GOAL: Find the lines holding the string "Pixel" in the data, then copy all of them.

INFORMATION SUPPLIED:
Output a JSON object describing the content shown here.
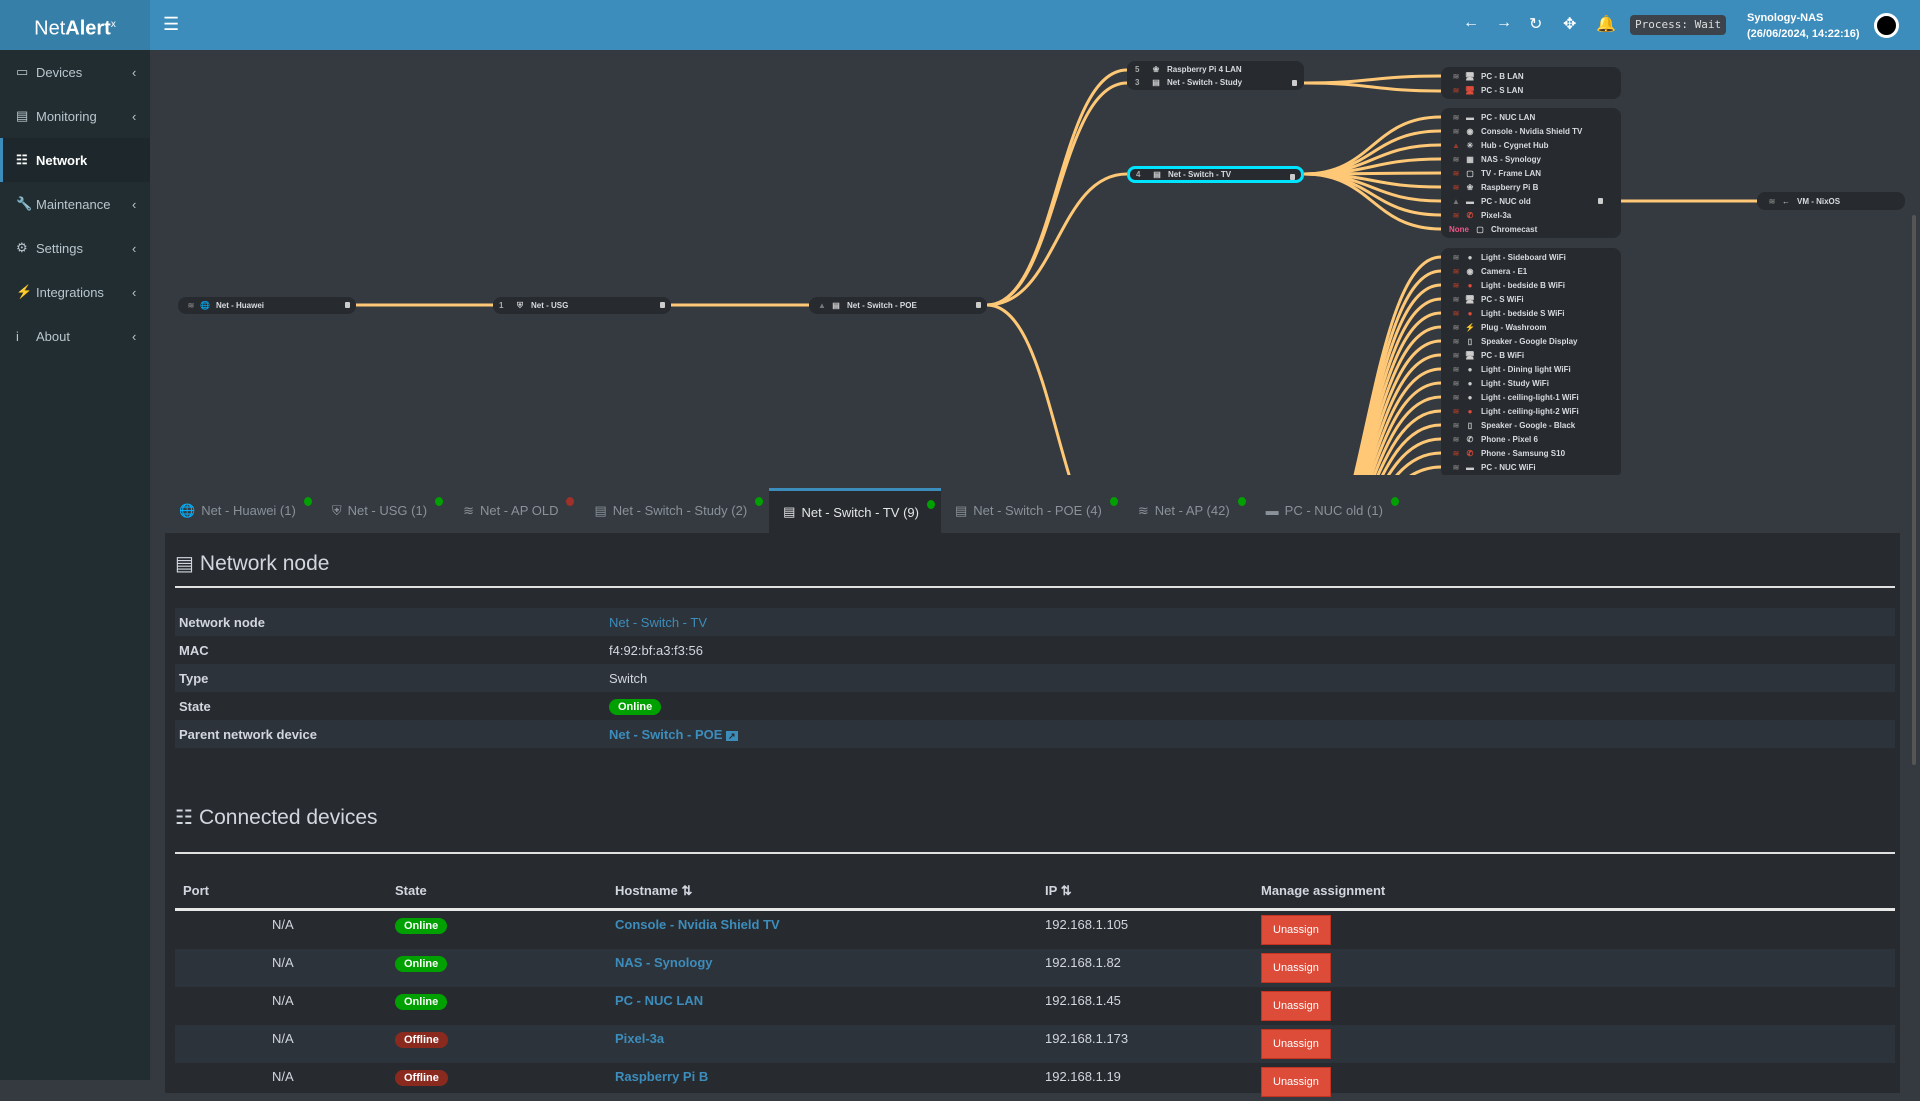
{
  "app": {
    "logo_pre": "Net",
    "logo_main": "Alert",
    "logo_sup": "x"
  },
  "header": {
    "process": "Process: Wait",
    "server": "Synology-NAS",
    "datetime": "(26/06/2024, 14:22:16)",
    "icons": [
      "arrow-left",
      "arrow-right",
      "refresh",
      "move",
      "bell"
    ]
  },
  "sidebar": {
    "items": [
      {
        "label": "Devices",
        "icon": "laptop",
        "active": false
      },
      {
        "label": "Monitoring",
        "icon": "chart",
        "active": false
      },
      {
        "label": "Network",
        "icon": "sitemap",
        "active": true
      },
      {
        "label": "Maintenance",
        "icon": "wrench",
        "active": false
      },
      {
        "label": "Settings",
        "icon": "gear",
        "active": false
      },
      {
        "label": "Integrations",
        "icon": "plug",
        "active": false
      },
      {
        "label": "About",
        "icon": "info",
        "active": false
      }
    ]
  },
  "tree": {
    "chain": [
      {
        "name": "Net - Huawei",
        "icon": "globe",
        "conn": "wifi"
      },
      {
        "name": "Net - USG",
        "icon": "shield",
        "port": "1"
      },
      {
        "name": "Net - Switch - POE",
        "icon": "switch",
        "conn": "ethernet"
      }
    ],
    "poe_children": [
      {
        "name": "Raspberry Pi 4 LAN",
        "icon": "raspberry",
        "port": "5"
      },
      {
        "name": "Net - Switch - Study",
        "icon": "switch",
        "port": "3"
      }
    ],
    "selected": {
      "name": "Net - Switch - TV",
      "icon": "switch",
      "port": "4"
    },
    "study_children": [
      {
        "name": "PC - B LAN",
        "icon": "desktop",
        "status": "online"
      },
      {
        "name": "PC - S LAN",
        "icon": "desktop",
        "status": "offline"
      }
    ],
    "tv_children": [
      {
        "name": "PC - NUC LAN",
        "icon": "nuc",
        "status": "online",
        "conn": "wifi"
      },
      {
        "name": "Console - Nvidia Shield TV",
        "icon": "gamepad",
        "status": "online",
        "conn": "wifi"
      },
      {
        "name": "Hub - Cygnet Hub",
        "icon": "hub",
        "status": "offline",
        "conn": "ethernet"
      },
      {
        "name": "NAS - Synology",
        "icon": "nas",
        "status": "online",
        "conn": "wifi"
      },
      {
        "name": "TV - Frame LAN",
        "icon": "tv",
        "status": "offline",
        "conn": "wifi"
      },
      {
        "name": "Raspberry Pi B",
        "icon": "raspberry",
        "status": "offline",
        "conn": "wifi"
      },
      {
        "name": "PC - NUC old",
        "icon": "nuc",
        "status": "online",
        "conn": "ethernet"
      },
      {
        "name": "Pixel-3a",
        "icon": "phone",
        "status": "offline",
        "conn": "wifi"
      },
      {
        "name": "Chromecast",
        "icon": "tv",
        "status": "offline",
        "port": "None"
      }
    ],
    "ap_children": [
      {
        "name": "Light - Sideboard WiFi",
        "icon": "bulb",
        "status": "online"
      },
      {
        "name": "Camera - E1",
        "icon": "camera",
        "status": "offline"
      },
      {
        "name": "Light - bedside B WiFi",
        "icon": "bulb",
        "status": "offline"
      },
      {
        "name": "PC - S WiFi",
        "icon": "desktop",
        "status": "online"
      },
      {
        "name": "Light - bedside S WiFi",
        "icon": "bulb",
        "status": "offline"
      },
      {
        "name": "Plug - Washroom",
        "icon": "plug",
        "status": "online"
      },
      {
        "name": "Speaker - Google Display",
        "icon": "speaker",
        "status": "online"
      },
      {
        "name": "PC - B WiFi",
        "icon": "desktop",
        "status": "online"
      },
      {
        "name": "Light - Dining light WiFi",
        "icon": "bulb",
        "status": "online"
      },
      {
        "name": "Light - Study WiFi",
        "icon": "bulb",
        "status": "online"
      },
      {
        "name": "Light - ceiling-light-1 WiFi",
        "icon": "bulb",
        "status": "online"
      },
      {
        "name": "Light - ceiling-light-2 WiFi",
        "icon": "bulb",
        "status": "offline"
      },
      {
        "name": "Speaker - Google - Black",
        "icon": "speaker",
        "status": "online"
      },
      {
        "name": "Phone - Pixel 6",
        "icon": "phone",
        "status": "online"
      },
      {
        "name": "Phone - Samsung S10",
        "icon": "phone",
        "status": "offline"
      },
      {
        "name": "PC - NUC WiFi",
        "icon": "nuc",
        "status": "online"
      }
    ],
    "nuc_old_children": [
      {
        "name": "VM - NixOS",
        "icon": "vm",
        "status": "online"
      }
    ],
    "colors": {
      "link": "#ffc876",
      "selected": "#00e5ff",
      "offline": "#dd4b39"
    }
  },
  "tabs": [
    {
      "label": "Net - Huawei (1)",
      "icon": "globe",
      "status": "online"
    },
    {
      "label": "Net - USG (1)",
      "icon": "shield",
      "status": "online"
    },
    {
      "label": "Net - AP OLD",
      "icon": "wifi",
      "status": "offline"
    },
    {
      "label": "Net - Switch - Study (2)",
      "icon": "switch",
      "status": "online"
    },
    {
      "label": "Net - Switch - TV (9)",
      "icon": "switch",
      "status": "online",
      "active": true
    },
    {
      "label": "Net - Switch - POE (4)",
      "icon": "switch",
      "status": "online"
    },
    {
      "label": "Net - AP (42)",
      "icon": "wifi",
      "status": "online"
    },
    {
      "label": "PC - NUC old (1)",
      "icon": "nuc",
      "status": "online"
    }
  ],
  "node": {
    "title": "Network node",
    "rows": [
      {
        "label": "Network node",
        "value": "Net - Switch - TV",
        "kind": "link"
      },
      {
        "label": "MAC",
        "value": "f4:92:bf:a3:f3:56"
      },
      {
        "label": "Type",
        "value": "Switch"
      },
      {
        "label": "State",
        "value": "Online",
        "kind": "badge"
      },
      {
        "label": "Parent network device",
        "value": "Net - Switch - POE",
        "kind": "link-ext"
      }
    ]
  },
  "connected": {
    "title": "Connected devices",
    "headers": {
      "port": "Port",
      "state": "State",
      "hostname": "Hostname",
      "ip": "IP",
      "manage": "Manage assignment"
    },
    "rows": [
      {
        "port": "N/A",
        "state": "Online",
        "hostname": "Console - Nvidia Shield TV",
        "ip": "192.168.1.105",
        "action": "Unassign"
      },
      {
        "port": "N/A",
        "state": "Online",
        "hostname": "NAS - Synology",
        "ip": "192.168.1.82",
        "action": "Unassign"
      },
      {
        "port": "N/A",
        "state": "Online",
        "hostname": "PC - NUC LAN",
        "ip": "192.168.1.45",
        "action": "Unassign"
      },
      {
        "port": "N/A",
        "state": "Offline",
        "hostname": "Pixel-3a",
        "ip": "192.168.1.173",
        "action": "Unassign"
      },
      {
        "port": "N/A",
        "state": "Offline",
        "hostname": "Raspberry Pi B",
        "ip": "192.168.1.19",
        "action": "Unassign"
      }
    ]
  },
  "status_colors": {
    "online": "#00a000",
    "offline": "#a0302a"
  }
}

---

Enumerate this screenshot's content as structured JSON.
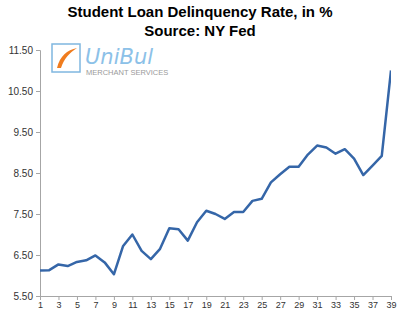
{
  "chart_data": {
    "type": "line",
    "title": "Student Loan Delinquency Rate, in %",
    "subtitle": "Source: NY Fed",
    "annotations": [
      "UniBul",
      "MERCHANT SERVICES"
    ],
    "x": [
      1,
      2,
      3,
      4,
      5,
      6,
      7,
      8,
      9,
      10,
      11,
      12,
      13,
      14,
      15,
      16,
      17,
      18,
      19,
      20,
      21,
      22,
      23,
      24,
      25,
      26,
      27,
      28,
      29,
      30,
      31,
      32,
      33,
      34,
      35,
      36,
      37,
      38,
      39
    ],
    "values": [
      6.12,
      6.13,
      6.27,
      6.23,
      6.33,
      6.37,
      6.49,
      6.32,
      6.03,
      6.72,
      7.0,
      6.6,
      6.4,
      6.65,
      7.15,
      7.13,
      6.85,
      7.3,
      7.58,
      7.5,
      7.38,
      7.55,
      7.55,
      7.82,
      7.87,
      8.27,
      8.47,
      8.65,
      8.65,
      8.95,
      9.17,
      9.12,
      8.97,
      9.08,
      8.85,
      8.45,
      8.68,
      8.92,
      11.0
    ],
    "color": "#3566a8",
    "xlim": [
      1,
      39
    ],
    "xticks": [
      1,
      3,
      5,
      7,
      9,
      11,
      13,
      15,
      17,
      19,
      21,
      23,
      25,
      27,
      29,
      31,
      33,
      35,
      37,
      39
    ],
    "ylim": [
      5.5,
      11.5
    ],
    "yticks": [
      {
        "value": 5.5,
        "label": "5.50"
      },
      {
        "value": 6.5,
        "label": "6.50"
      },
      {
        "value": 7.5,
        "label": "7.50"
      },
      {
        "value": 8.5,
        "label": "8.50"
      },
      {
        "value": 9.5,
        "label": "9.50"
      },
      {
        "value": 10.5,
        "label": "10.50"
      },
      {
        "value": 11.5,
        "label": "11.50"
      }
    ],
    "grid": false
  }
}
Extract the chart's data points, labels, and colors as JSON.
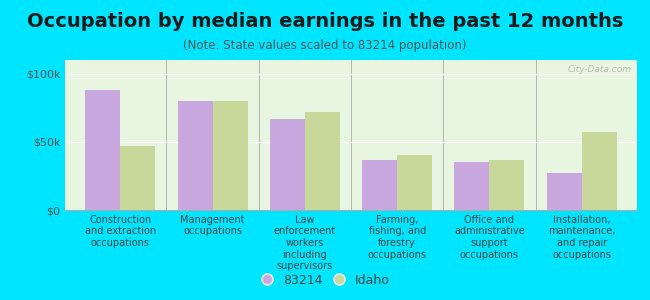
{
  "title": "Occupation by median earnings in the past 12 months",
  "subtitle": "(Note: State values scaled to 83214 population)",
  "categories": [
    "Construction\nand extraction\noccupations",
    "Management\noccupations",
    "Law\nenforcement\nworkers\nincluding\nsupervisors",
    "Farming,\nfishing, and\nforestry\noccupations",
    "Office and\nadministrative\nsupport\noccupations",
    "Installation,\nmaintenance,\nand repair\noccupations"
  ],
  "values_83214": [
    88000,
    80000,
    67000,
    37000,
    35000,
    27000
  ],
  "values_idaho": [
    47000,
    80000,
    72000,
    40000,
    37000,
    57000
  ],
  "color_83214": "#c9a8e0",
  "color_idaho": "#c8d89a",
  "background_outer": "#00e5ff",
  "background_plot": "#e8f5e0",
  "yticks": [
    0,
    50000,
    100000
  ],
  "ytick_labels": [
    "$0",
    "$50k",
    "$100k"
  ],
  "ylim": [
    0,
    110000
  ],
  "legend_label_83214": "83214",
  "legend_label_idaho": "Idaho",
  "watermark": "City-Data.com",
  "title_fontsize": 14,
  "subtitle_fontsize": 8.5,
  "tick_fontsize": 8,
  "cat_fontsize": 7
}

WORKED ANSWER:
        "name": "Pixel-3a",
        "name": "Phone - Pixel 6",
        "hostname": "Pixel-3a",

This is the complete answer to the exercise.